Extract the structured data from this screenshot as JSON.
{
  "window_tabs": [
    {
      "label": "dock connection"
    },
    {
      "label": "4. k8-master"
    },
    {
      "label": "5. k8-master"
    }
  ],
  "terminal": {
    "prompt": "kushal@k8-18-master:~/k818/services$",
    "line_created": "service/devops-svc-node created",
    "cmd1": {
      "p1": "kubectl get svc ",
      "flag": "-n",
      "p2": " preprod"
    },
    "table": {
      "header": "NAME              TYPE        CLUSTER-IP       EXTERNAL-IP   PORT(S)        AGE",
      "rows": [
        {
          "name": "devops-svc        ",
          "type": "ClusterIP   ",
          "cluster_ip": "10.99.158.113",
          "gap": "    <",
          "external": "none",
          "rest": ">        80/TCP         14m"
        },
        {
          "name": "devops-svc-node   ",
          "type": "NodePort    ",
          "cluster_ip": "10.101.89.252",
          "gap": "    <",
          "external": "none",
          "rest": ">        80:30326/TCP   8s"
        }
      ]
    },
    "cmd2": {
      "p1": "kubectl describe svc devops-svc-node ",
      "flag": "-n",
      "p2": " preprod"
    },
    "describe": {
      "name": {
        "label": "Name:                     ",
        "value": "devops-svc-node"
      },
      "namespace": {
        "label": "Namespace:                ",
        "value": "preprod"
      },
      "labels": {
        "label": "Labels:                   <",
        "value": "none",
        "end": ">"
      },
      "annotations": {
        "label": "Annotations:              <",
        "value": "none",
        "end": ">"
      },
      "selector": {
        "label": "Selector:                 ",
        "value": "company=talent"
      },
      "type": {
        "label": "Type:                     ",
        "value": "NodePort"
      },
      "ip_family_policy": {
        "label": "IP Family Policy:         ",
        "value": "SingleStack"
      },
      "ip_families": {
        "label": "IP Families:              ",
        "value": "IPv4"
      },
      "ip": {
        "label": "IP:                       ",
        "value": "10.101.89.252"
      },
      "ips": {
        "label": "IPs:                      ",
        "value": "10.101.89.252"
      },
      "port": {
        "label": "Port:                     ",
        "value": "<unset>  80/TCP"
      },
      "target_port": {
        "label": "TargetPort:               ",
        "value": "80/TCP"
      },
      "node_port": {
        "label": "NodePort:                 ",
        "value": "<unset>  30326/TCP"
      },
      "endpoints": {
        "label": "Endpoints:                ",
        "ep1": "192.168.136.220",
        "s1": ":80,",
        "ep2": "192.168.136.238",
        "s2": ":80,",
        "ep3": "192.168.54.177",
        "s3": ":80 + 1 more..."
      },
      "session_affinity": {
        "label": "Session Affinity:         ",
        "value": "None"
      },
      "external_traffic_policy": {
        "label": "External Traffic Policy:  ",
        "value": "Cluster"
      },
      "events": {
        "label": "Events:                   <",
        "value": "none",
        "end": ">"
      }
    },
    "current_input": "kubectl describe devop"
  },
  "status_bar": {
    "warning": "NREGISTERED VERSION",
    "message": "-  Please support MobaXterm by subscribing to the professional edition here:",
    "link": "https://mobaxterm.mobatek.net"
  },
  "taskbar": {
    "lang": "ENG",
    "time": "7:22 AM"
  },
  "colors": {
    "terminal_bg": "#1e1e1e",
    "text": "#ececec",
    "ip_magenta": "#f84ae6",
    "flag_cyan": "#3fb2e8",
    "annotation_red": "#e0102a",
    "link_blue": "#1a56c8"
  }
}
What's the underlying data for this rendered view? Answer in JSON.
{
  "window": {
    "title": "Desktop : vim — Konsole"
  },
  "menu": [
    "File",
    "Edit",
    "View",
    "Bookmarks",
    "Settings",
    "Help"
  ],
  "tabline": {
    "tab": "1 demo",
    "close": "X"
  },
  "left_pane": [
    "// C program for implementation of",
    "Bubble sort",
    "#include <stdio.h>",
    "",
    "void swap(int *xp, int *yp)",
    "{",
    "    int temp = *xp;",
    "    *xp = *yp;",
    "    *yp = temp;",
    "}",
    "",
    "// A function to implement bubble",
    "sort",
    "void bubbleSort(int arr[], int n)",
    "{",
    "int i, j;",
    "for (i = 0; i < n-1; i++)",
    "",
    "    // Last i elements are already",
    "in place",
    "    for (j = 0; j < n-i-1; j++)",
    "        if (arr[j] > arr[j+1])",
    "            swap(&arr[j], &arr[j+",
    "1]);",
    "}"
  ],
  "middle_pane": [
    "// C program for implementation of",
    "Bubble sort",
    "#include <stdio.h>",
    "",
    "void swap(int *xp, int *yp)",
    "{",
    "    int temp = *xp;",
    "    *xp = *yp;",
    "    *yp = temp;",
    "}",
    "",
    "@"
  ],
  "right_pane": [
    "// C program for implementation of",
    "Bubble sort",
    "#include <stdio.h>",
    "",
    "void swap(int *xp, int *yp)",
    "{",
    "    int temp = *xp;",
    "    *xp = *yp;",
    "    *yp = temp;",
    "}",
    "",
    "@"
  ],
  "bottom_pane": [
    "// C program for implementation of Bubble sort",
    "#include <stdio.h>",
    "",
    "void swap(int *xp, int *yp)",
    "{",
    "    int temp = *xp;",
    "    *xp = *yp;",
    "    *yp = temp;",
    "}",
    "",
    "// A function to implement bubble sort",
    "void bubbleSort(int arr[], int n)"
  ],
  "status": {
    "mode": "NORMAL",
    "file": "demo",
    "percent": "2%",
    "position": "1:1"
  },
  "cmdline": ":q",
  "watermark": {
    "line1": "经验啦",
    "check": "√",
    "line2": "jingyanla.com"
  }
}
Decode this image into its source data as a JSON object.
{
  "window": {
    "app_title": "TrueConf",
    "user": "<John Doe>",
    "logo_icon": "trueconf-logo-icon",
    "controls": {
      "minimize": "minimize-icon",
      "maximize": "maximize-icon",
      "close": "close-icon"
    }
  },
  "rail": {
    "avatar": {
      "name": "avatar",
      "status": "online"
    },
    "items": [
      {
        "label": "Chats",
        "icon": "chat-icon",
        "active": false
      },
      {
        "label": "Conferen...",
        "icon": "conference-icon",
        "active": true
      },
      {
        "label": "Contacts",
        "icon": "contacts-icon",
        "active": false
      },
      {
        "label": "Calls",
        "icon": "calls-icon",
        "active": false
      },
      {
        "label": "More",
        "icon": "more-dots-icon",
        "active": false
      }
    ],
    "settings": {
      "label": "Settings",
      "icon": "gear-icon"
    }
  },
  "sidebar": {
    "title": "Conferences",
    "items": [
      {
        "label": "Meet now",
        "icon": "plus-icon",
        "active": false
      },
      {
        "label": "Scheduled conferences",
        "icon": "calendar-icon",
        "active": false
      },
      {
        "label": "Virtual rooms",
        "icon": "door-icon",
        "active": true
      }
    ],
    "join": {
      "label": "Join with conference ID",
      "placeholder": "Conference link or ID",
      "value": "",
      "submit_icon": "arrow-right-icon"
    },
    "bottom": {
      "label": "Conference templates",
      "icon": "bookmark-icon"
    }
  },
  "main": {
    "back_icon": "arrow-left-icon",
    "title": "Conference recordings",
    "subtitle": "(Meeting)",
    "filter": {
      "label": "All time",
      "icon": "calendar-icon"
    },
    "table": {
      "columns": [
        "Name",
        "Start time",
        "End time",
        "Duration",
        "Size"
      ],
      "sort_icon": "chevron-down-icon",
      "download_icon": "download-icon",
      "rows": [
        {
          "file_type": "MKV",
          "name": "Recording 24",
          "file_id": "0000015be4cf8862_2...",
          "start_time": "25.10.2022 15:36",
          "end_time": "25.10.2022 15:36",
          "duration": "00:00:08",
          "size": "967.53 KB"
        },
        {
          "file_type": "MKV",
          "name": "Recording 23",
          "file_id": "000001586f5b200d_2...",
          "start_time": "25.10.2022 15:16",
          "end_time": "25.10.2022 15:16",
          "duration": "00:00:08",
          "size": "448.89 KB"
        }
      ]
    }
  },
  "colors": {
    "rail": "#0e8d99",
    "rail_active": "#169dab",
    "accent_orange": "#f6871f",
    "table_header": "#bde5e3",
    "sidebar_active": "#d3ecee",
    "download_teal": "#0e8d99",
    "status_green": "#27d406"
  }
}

########

_Job_
Read through the data and copy every line where "calendar" shows up.

_Full response_
        "icon": "calendar-icon",
      "icon": "calendar-icon"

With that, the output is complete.